Transcribe all records exactly.

══════

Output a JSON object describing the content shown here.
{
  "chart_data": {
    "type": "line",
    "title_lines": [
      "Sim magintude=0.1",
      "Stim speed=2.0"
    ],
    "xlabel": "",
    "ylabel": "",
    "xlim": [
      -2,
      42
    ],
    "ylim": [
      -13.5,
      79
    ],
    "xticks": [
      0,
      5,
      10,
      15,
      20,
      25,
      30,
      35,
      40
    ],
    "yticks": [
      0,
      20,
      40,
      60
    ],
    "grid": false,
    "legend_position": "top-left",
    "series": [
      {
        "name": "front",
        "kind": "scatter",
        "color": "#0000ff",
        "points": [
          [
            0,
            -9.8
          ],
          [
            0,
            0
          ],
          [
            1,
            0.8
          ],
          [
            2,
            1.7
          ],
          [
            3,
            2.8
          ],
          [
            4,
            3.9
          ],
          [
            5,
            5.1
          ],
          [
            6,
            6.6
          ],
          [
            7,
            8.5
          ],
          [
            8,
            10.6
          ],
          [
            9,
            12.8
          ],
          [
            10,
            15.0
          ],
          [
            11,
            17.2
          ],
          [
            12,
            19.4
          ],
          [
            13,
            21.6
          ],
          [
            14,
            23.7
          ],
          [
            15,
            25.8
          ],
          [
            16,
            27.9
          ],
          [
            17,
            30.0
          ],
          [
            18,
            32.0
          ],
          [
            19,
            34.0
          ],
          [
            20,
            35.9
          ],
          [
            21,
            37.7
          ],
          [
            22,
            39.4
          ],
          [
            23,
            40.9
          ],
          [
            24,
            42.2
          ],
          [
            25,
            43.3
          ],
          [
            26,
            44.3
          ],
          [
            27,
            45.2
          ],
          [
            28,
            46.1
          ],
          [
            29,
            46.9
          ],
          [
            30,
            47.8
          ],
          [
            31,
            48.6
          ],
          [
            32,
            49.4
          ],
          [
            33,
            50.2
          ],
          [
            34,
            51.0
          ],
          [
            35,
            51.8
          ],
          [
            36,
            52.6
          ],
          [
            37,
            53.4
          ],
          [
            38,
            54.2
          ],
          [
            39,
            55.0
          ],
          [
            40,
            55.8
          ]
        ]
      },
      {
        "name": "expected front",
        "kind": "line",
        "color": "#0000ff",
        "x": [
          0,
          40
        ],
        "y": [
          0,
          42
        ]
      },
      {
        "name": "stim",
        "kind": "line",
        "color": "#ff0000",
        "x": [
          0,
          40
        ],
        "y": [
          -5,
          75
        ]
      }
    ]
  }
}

══════

• [Expected answer]:
Output a JSON object describing the content shown here.
{
  "chart_data": {
    "type": "line",
    "title_lines": [
      "Sim magintude=0.1",
      "Stim speed=2.0"
    ],
    "xlabel": "",
    "ylabel": "",
    "xlim": [
      -2,
      42
    ],
    "ylim": [
      -13.5,
      79
    ],
    "xticks": [
      0,
      5,
      10,
      15,
      20,
      25,
      30,
      35,
      40
    ],
    "yticks": [
      0,
      20,
      40,
      60
    ],
    "grid": false,
    "legend_position": "top-left",
    "series": [
      {
        "name": "front",
        "kind": "scatter",
        "color": "#0000ff",
        "points": [
          [
            0,
            -9.8
          ],
          [
            0,
            0
          ],
          [
            1,
            0.8
          ],
          [
            2,
            1.7
          ],
          [
            3,
            2.8
          ],
          [
            4,
            3.9
          ],
          [
            5,
            5.1
          ],
          [
            6,
            6.6
          ],
          [
            7,
            8.5
          ],
          [
            8,
            10.6
          ],
          [
            9,
            12.8
          ],
          [
            10,
            15.0
          ],
          [
            11,
            17.2
          ],
          [
            12,
            19.4
          ],
          [
            13,
            21.6
          ],
          [
            14,
            23.7
          ],
          [
            15,
            25.8
          ],
          [
            16,
            27.9
          ],
          [
            17,
            30.0
          ],
          [
            18,
            32.0
          ],
          [
            19,
            34.0
          ],
          [
            20,
            35.9
          ],
          [
            21,
            37.7
          ],
          [
            22,
            39.4
          ],
          [
            23,
            40.9
          ],
          [
            24,
            42.2
          ],
          [
            25,
            43.3
          ],
          [
            26,
            44.3
          ],
          [
            27,
            45.2
          ],
          [
            28,
            46.1
          ],
          [
            29,
            46.9
          ],
          [
            30,
            47.8
          ],
          [
            31,
            48.6
          ],
          [
            32,
            49.4
          ],
          [
            33,
            50.2
          ],
          [
            34,
            51.0
          ],
          [
            35,
            51.8
          ],
          [
            36,
            52.6
          ],
          [
            37,
            53.4
          ],
          [
            38,
            54.2
          ],
          [
            39,
            55.0
          ],
          [
            40,
            55.8
          ]
        ]
      },
      {
        "name": "expected front",
        "kind": "line",
        "color": "#0000ff",
        "x": [
          0,
          40
        ],
        "y": [
          0,
          42
        ]
      },
      {
        "name": "stim",
        "kind": "line",
        "color": "#ff0000",
        "x": [
          0,
          40
        ],
        "y": [
          -5,
          75
        ]
      }
    ]
  }
}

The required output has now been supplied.